### [STATED GOAL]
Can you output the records below exactly as they are written?

— Start RECORD LIST —

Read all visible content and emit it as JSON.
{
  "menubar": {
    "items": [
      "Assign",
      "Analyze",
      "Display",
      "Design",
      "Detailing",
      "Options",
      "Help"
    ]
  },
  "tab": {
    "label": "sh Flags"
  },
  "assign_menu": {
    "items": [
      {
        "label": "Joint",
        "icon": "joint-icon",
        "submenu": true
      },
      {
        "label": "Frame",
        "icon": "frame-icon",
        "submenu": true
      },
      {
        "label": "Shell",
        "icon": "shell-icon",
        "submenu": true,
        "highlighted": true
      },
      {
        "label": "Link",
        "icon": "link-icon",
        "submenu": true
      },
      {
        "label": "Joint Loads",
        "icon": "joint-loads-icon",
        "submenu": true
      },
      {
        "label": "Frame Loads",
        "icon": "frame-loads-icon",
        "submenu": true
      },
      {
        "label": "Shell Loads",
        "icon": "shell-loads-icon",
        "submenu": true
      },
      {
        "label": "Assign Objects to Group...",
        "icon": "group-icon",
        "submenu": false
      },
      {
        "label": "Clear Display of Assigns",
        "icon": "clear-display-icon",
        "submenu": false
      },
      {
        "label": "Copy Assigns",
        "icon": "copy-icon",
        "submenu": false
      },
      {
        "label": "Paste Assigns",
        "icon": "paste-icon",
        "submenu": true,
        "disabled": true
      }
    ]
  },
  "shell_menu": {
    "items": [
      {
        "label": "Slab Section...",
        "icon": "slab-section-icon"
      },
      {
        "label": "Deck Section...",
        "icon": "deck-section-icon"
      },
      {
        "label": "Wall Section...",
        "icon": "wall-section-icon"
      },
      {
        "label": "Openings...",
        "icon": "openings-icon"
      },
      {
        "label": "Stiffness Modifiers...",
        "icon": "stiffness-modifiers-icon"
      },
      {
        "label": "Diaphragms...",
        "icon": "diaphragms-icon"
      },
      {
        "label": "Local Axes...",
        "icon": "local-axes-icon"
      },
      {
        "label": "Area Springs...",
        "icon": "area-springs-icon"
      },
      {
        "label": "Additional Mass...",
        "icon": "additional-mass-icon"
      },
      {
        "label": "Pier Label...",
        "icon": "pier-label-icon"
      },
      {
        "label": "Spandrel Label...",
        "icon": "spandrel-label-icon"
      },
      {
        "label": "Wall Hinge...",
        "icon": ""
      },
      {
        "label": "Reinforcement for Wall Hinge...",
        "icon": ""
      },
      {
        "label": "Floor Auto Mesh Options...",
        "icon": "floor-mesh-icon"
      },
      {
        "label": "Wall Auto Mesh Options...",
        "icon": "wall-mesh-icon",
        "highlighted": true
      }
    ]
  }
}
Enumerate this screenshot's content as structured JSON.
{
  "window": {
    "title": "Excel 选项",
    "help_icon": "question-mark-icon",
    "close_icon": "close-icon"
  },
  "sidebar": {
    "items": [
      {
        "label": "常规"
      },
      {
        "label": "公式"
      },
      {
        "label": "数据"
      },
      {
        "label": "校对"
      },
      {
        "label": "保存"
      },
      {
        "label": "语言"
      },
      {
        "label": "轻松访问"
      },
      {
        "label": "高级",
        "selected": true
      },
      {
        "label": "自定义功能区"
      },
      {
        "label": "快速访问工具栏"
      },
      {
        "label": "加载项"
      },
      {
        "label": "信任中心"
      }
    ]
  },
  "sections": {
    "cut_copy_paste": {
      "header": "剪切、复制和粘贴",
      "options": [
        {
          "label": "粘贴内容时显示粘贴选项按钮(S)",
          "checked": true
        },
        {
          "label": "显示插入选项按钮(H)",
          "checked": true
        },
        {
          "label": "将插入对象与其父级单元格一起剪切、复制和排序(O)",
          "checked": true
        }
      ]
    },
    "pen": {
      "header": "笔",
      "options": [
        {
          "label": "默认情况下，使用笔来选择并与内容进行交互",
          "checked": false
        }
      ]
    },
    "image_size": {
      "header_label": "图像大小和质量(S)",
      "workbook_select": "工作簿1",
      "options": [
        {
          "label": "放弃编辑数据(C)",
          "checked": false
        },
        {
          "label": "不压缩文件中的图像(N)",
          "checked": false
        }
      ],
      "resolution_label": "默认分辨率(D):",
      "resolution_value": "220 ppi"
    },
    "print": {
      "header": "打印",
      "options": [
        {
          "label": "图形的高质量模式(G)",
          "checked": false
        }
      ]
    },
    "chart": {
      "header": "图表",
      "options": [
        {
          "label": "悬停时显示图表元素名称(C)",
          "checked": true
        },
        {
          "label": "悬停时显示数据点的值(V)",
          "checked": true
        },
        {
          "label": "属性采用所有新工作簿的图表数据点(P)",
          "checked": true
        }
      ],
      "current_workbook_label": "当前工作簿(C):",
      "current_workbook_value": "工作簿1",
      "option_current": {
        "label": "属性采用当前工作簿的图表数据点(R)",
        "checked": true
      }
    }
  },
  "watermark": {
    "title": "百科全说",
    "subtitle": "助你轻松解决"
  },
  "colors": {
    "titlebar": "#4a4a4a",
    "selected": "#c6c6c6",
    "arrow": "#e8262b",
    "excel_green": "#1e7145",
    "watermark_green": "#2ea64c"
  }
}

— End RECORD LIST —

### [WRITTEN RESPONSE]
Read all visible content and emit it as JSON.
{
  "menubar": {
    "items": [
      "Assign",
      "Analyze",
      "Display",
      "Design",
      "Detailing",
      "Options",
      "Help"
    ]
  },
  "tab": {
    "label": "sh Flags"
  },
  "assign_menu": {
    "items": [
      {
        "label": "Joint",
        "icon": "joint-icon",
        "submenu": true
      },
      {
        "label": "Frame",
        "icon": "frame-icon",
        "submenu": true
      },
      {
        "label": "Shell",
        "icon": "shell-icon",
        "submenu": true,
        "highlighted": true
      },
      {
        "label": "Link",
        "icon": "link-icon",
        "submenu": true
      },
      {
        "label": "Joint Loads",
        "icon": "joint-loads-icon",
        "submenu": true
      },
      {
        "label": "Frame Loads",
        "icon": "frame-loads-icon",
        "submenu": true
      },
      {
        "label": "Shell Loads",
        "icon": "shell-loads-icon",
        "submenu": true
      },
      {
        "label": "Assign Objects to Group...",
        "icon": "group-icon",
        "submenu": false
      },
      {
        "label": "Clear Display of Assigns",
        "icon": "clear-display-icon",
        "submenu": false
      },
      {
        "label": "Copy Assigns",
        "icon": "copy-icon",
        "submenu": false
      },
      {
        "label": "Paste Assigns",
        "icon": "paste-icon",
        "submenu": true,
        "disabled": true
      }
    ]
  },
  "shell_menu": {
    "items": [
      {
        "label": "Slab Section...",
        "icon": "slab-section-icon"
      },
      {
        "label": "Deck Section...",
        "icon": "deck-section-icon"
      },
      {
        "label": "Wall Section...",
        "icon": "wall-section-icon"
      },
      {
        "label": "Openings...",
        "icon": "openings-icon"
      },
      {
        "label": "Stiffness Modifiers...",
        "icon": "stiffness-modifiers-icon"
      },
      {
        "label": "Diaphragms...",
        "icon": "diaphragms-icon"
      },
      {
        "label": "Local Axes...",
        "icon": "local-axes-icon"
      },
      {
        "label": "Area Springs...",
        "icon": "area-springs-icon"
      },
      {
        "label": "Additional Mass...",
        "icon": "additional-mass-icon"
      },
      {
        "label": "Pier Label...",
        "icon": "pier-label-icon"
      },
      {
        "label": "Spandrel Label...",
        "icon": "spandrel-label-icon"
      },
      {
        "label": "Wall Hinge...",
        "icon": ""
      },
      {
        "label": "Reinforcement for Wall Hinge...",
        "icon": ""
      },
      {
        "label": "Floor Auto Mesh Options...",
        "icon": "floor-mesh-icon"
      },
      {
        "label": "Wall Auto Mesh Options...",
        "icon": "wall-mesh-icon",
        "highlighted": true
      }
    ]
  }
}
Enumerate this screenshot's content as structured JSON.
{
  "window": {
    "title": "Excel 选项",
    "help_icon": "question-mark-icon",
    "close_icon": "close-icon"
  },
  "sidebar": {
    "items": [
      {
        "label": "常规"
      },
      {
        "label": "公式"
      },
      {
        "label": "数据"
      },
      {
        "label": "校对"
      },
      {
        "label": "保存"
      },
      {
        "label": "语言"
      },
      {
        "label": "轻松访问"
      },
      {
        "label": "高级",
        "selected": true
      },
      {
        "label": "自定义功能区"
      },
      {
        "label": "快速访问工具栏"
      },
      {
        "label": "加载项"
      },
      {
        "label": "信任中心"
      }
    ]
  },
  "sections": {
    "cut_copy_paste": {
      "header": "剪切、复制和粘贴",
      "options": [
        {
          "label": "粘贴内容时显示粘贴选项按钮(S)",
          "checked": true
        },
        {
          "label": "显示插入选项按钮(H)",
          "checked": true
        },
        {
          "label": "将插入对象与其父级单元格一起剪切、复制和排序(O)",
          "checked": true
        }
      ]
    },
    "pen": {
      "header": "笔",
      "options": [
        {
          "label": "默认情况下，使用笔来选择并与内容进行交互",
          "checked": false
        }
      ]
    },
    "image_size": {
      "header_label": "图像大小和质量(S)",
      "workbook_select": "工作簿1",
      "options": [
        {
          "label": "放弃编辑数据(C)",
          "checked": false
        },
        {
          "label": "不压缩文件中的图像(N)",
          "checked": false
        }
      ],
      "resolution_label": "默认分辨率(D):",
      "resolution_value": "220 ppi"
    },
    "print": {
      "header": "打印",
      "options": [
        {
          "label": "图形的高质量模式(G)",
          "checked": false
        }
      ]
    },
    "chart": {
      "header": "图表",
      "options": [
        {
          "label": "悬停时显示图表元素名称(C)",
          "checked": true
        },
        {
          "label": "悬停时显示数据点的值(V)",
          "checked": true
        },
        {
          "label": "属性采用所有新工作簿的图表数据点(P)",
          "checked": true
        }
      ],
      "current_workbook_label": "当前工作簿(C):",
      "current_workbook_value": "工作簿1",
      "option_current": {
        "label": "属性采用当前工作簿的图表数据点(R)",
        "checked": true
      }
    }
  },
  "watermark": {
    "title": "百科全说",
    "subtitle": "助你轻松解决"
  },
  "colors": {
    "titlebar": "#4a4a4a",
    "selected": "#c6c6c6",
    "arrow": "#e8262b",
    "excel_green": "#1e7145",
    "watermark_green": "#2ea64c"
  }
}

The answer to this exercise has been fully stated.